- _Record extracts_:
((
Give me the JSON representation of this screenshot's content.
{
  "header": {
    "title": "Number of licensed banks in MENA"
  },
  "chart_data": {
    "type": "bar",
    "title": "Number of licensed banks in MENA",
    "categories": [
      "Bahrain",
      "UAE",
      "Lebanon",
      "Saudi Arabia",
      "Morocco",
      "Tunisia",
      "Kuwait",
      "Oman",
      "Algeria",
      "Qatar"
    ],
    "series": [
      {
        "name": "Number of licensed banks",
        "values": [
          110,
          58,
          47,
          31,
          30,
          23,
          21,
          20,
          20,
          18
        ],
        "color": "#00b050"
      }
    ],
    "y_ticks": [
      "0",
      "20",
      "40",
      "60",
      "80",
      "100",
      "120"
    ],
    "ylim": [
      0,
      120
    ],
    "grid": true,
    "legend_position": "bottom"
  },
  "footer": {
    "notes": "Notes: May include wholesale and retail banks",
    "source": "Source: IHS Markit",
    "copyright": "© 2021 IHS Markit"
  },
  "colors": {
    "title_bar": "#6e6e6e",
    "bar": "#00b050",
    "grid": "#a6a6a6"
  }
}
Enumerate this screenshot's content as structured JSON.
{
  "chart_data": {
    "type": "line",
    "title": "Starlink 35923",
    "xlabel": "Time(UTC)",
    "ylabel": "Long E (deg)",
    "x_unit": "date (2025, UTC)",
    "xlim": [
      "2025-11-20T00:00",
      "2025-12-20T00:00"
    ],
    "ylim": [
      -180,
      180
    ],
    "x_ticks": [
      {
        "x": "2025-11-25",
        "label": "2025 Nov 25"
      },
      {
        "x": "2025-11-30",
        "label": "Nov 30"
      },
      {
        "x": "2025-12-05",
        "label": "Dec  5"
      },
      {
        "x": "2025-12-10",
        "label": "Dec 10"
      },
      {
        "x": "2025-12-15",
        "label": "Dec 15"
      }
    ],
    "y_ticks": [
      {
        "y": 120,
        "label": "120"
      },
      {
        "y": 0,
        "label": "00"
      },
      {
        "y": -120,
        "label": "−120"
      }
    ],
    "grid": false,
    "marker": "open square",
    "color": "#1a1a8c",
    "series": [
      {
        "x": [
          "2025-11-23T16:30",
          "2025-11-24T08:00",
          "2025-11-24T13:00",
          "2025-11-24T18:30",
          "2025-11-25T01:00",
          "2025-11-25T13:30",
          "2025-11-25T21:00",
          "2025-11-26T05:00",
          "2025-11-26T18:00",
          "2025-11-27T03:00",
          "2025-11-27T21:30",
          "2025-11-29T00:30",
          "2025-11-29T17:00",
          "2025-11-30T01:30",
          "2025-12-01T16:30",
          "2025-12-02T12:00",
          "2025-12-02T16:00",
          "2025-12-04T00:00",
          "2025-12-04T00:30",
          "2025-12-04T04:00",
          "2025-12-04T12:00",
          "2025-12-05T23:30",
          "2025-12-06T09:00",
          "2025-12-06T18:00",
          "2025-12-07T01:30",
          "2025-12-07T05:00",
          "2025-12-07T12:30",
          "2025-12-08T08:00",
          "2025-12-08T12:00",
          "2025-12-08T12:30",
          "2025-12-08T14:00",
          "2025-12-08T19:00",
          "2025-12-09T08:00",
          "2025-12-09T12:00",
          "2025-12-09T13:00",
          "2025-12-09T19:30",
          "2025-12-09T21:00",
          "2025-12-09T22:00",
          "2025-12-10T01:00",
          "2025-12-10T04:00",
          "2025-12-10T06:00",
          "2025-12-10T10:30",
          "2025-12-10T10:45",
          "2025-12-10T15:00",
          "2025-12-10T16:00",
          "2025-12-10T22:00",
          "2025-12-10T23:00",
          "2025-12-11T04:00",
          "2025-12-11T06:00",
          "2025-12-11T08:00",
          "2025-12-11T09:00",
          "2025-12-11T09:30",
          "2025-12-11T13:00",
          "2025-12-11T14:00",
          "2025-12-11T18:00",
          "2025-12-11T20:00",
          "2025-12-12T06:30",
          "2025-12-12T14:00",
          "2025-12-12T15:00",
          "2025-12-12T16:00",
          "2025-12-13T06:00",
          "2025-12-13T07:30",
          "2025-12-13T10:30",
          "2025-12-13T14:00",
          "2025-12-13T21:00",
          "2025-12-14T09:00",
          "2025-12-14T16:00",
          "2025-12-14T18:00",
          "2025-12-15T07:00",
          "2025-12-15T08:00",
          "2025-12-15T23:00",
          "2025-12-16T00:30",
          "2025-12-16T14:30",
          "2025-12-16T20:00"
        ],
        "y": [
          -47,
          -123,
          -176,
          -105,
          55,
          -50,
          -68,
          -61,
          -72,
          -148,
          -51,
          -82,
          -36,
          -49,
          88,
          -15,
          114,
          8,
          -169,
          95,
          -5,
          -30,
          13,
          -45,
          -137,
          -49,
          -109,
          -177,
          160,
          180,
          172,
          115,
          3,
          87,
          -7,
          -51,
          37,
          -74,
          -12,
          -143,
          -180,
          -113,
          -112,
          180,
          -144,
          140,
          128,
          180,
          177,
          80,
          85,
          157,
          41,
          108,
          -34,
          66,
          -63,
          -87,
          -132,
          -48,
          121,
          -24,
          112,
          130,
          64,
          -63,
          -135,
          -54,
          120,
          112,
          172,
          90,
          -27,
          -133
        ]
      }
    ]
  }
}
))
- _Stated exercise_: Exactly reproduce every record.

- _Answer to this task_:
Give me the JSON representation of this screenshot's content.
{
  "header": {
    "title": "Number of licensed banks in MENA"
  },
  "chart_data": {
    "type": "bar",
    "title": "Number of licensed banks in MENA",
    "categories": [
      "Bahrain",
      "UAE",
      "Lebanon",
      "Saudi Arabia",
      "Morocco",
      "Tunisia",
      "Kuwait",
      "Oman",
      "Algeria",
      "Qatar"
    ],
    "series": [
      {
        "name": "Number of licensed banks",
        "values": [
          110,
          58,
          47,
          31,
          30,
          23,
          21,
          20,
          20,
          18
        ],
        "color": "#00b050"
      }
    ],
    "y_ticks": [
      "0",
      "20",
      "40",
      "60",
      "80",
      "100",
      "120"
    ],
    "ylim": [
      0,
      120
    ],
    "grid": true,
    "legend_position": "bottom"
  },
  "footer": {
    "notes": "Notes: May include wholesale and retail banks",
    "source": "Source: IHS Markit",
    "copyright": "© 2021 IHS Markit"
  },
  "colors": {
    "title_bar": "#6e6e6e",
    "bar": "#00b050",
    "grid": "#a6a6a6"
  }
}
Enumerate this screenshot's content as structured JSON.
{
  "chart_data": {
    "type": "line",
    "title": "Starlink 35923",
    "xlabel": "Time(UTC)",
    "ylabel": "Long E (deg)",
    "x_unit": "date (2025, UTC)",
    "xlim": [
      "2025-11-20T00:00",
      "2025-12-20T00:00"
    ],
    "ylim": [
      -180,
      180
    ],
    "x_ticks": [
      {
        "x": "2025-11-25",
        "label": "2025 Nov 25"
      },
      {
        "x": "2025-11-30",
        "label": "Nov 30"
      },
      {
        "x": "2025-12-05",
        "label": "Dec  5"
      },
      {
        "x": "2025-12-10",
        "label": "Dec 10"
      },
      {
        "x": "2025-12-15",
        "label": "Dec 15"
      }
    ],
    "y_ticks": [
      {
        "y": 120,
        "label": "120"
      },
      {
        "y": 0,
        "label": "00"
      },
      {
        "y": -120,
        "label": "−120"
      }
    ],
    "grid": false,
    "marker": "open square",
    "color": "#1a1a8c",
    "series": [
      {
        "x": [
          "2025-11-23T16:30",
          "2025-11-24T08:00",
          "2025-11-24T13:00",
          "2025-11-24T18:30",
          "2025-11-25T01:00",
          "2025-11-25T13:30",
          "2025-11-25T21:00",
          "2025-11-26T05:00",
          "2025-11-26T18:00",
          "2025-11-27T03:00",
          "2025-11-27T21:30",
          "2025-11-29T00:30",
          "2025-11-29T17:00",
          "2025-11-30T01:30",
          "2025-12-01T16:30",
          "2025-12-02T12:00",
          "2025-12-02T16:00",
          "2025-12-04T00:00",
          "2025-12-04T00:30",
          "2025-12-04T04:00",
          "2025-12-04T12:00",
          "2025-12-05T23:30",
          "2025-12-06T09:00",
          "2025-12-06T18:00",
          "2025-12-07T01:30",
          "2025-12-07T05:00",
          "2025-12-07T12:30",
          "2025-12-08T08:00",
          "2025-12-08T12:00",
          "2025-12-08T12:30",
          "2025-12-08T14:00",
          "2025-12-08T19:00",
          "2025-12-09T08:00",
          "2025-12-09T12:00",
          "2025-12-09T13:00",
          "2025-12-09T19:30",
          "2025-12-09T21:00",
          "2025-12-09T22:00",
          "2025-12-10T01:00",
          "2025-12-10T04:00",
          "2025-12-10T06:00",
          "2025-12-10T10:30",
          "2025-12-10T10:45",
          "2025-12-10T15:00",
          "2025-12-10T16:00",
          "2025-12-10T22:00",
          "2025-12-10T23:00",
          "2025-12-11T04:00",
          "2025-12-11T06:00",
          "2025-12-11T08:00",
          "2025-12-11T09:00",
          "2025-12-11T09:30",
          "2025-12-11T13:00",
          "2025-12-11T14:00",
          "2025-12-11T18:00",
          "2025-12-11T20:00",
          "2025-12-12T06:30",
          "2025-12-12T14:00",
          "2025-12-12T15:00",
          "2025-12-12T16:00",
          "2025-12-13T06:00",
          "2025-12-13T07:30",
          "2025-12-13T10:30",
          "2025-12-13T14:00",
          "2025-12-13T21:00",
          "2025-12-14T09:00",
          "2025-12-14T16:00",
          "2025-12-14T18:00",
          "2025-12-15T07:00",
          "2025-12-15T08:00",
          "2025-12-15T23:00",
          "2025-12-16T00:30",
          "2025-12-16T14:30",
          "2025-12-16T20:00"
        ],
        "y": [
          -47,
          -123,
          -176,
          -105,
          55,
          -50,
          -68,
          -61,
          -72,
          -148,
          -51,
          -82,
          -36,
          -49,
          88,
          -15,
          114,
          8,
          -169,
          95,
          -5,
          -30,
          13,
          -45,
          -137,
          -49,
          -109,
          -177,
          160,
          180,
          172,
          115,
          3,
          87,
          -7,
          -51,
          37,
          -74,
          -12,
          -143,
          -180,
          -113,
          -112,
          180,
          -144,
          140,
          128,
          180,
          177,
          80,
          85,
          157,
          41,
          108,
          -34,
          66,
          -63,
          -87,
          -132,
          -48,
          121,
          -24,
          112,
          130,
          64,
          -63,
          -135,
          -54,
          120,
          112,
          172,
          90,
          -27,
          -133
        ]
      }
    ]
  }
}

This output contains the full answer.